***** Dataset excerpts *****

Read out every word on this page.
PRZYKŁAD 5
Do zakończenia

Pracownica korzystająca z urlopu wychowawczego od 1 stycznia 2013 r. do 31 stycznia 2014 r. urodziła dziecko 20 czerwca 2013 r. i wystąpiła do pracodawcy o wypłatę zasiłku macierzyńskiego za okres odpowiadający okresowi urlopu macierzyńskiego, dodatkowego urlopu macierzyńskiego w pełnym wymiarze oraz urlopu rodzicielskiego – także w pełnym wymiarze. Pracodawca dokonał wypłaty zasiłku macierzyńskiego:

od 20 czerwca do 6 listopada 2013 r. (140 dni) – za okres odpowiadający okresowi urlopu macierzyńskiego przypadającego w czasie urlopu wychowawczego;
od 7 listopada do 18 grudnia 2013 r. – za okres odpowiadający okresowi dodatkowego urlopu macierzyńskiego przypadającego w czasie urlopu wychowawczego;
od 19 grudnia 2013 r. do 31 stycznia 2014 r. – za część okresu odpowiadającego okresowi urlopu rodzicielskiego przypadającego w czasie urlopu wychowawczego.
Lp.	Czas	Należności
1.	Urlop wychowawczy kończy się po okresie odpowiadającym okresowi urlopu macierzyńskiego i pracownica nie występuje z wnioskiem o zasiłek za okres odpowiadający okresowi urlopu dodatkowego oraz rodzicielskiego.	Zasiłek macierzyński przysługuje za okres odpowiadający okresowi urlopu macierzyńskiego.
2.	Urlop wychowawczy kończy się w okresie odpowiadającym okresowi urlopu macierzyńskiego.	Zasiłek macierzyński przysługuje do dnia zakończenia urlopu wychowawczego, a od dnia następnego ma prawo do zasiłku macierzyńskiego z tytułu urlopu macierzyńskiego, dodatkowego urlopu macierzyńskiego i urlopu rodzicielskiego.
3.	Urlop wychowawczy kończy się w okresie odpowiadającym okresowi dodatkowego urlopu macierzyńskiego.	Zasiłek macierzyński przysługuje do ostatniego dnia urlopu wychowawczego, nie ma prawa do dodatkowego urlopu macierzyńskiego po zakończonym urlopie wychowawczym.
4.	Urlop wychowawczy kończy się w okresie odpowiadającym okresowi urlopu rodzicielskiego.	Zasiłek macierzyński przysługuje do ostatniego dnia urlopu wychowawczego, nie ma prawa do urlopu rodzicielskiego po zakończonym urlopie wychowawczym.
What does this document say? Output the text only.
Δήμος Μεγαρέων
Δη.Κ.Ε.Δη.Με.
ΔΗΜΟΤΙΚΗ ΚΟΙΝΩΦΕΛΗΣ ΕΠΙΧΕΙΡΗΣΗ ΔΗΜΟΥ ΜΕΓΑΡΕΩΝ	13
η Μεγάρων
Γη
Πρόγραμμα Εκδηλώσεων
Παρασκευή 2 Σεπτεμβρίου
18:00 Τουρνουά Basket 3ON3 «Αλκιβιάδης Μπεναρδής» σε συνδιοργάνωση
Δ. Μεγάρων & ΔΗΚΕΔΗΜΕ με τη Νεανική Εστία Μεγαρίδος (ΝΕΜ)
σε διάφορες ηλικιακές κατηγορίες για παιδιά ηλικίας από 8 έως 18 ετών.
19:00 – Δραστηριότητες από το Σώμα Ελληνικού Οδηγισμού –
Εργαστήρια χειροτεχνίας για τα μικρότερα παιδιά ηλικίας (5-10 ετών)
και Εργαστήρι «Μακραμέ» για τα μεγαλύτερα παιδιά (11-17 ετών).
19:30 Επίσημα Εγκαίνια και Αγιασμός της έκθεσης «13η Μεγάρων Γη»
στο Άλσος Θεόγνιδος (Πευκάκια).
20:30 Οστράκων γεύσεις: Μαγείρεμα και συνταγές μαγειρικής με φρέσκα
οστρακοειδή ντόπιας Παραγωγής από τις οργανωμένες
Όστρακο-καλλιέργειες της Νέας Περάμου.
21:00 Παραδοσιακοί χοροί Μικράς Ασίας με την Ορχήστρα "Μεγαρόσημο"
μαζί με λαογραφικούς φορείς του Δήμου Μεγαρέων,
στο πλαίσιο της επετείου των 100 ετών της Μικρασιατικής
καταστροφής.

*****

■ Directive
Identify all lines in the records above with the word "ηλικίας".

■ Completed exercise
σε διάφορες ηλικιακές κατηγορίες για παιδιά ηλικίας από 8 έως 18 ετών.
Εργαστήρια χειροτεχνίας για τα μικρότερα παιδιά ηλικίας (5-10 ετών)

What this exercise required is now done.